• The exercise: Extract all records. Keep each one exact.

Rows from a dataset:
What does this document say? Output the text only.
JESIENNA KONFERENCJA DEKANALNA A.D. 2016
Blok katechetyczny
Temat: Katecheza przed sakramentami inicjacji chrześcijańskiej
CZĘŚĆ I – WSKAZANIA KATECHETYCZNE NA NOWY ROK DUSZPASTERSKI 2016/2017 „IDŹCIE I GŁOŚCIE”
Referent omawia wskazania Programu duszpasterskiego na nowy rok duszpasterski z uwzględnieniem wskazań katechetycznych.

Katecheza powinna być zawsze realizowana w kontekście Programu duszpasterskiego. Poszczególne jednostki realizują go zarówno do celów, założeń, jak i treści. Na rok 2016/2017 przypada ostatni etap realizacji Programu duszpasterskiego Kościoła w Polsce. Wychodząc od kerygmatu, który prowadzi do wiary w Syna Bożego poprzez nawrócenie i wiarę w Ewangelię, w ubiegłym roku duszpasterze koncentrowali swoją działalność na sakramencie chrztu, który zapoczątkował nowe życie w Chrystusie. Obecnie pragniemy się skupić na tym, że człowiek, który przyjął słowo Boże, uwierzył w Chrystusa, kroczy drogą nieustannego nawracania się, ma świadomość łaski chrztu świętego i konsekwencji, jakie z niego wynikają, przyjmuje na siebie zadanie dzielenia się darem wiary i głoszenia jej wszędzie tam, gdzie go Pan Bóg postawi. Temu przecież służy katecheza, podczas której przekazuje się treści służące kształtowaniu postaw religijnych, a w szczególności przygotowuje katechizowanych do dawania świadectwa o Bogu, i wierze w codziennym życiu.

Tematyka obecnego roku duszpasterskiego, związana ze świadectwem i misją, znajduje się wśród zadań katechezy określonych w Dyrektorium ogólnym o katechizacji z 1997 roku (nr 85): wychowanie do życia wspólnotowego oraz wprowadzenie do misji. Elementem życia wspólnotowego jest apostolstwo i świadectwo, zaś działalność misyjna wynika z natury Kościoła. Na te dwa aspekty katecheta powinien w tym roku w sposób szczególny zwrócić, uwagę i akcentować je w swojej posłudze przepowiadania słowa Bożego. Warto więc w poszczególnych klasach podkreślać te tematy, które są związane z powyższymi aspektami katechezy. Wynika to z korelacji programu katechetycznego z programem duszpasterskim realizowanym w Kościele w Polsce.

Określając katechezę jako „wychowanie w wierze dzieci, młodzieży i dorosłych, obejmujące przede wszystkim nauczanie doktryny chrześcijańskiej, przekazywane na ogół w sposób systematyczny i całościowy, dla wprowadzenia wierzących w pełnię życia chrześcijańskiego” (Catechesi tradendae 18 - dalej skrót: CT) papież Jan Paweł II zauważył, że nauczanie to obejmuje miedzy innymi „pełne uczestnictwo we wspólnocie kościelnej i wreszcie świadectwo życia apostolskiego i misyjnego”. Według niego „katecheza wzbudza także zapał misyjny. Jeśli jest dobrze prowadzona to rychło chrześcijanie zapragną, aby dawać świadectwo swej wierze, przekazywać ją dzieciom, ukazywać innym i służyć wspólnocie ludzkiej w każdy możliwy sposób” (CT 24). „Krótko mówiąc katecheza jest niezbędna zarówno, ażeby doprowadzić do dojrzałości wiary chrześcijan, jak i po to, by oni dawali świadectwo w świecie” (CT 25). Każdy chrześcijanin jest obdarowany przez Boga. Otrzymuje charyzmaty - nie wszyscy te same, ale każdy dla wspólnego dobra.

• Response below:
What does this document say? Output the text only.
JESIENNA KONFERENCJA DEKANALNA A.D. 2016
Blok katechetyczny
Temat: Katecheza przed sakramentami inicjacji chrześcijańskiej
CZĘŚĆ I – WSKAZANIA KATECHETYCZNE NA NOWY ROK DUSZPASTERSKI 2016/2017 „IDŹCIE I GŁOŚCIE”
Referent omawia wskazania Programu duszpasterskiego na nowy rok duszpasterski z uwzględnieniem wskazań katechetycznych.

Katecheza powinna być zawsze realizowana w kontekście Programu duszpasterskiego. Poszczególne jednostki realizują go zarówno do celów, założeń, jak i treści. Na rok 2016/2017 przypada ostatni etap realizacji Programu duszpasterskiego Kościoła w Polsce. Wychodząc od kerygmatu, który prowadzi do wiary w Syna Bożego poprzez nawrócenie i wiarę w Ewangelię, w ubiegłym roku duszpasterze koncentrowali swoją działalność na sakramencie chrztu, który zapoczątkował nowe życie w Chrystusie. Obecnie pragniemy się skupić na tym, że człowiek, który przyjął słowo Boże, uwierzył w Chrystusa, kroczy drogą nieustannego nawracania się, ma świadomość łaski chrztu świętego i konsekwencji, jakie z niego wynikają, przyjmuje na siebie zadanie dzielenia się darem wiary i głoszenia jej wszędzie tam, gdzie go Pan Bóg postawi. Temu przecież służy katecheza, podczas której przekazuje się treści służące kształtowaniu postaw religijnych, a w szczególności przygotowuje katechizowanych do dawania świadectwa o Bogu, i wierze w codziennym życiu.

Tematyka obecnego roku duszpasterskiego, związana ze świadectwem i misją, znajduje się wśród zadań katechezy określonych w Dyrektorium ogólnym o katechizacji z 1997 roku (nr 85): wychowanie do życia wspólnotowego oraz wprowadzenie do misji. Elementem życia wspólnotowego jest apostolstwo i świadectwo, zaś działalność misyjna wynika z natury Kościoła. Na te dwa aspekty katecheta powinien w tym roku w sposób szczególny zwrócić, uwagę i akcentować je w swojej posłudze przepowiadania słowa Bożego. Warto więc w poszczególnych klasach podkreślać te tematy, które są związane z powyższymi aspektami katechezy. Wynika to z korelacji programu katechetycznego z programem duszpasterskim realizowanym w Kościele w Polsce.

Określając katechezę jako „wychowanie w wierze dzieci, młodzieży i dorosłych, obejmujące przede wszystkim nauczanie doktryny chrześcijańskiej, przekazywane na ogół w sposób systematyczny i całościowy, dla wprowadzenia wierzących w pełnię życia chrześcijańskiego” (Catechesi tradendae 18 - dalej skrót: CT) papież Jan Paweł II zauważył, że nauczanie to obejmuje miedzy innymi „pełne uczestnictwo we wspólnocie kościelnej i wreszcie świadectwo życia apostolskiego i misyjnego”. Według niego „katecheza wzbudza także zapał misyjny. Jeśli jest dobrze prowadzona to rychło chrześcijanie zapragną, aby dawać świadectwo swej wierze, przekazywać ją dzieciom, ukazywać innym i służyć wspólnocie ludzkiej w każdy możliwy sposób” (CT 24). „Krótko mówiąc katecheza jest niezbędna zarówno, ażeby doprowadzić do dojrzałości wiary chrześcijan, jak i po to, by oni dawali świadectwo w świecie” (CT 25). Każdy chrześcijanin jest obdarowany przez Boga. Otrzymuje charyzmaty - nie wszyscy te same, ale każdy dla wspólnego dobra.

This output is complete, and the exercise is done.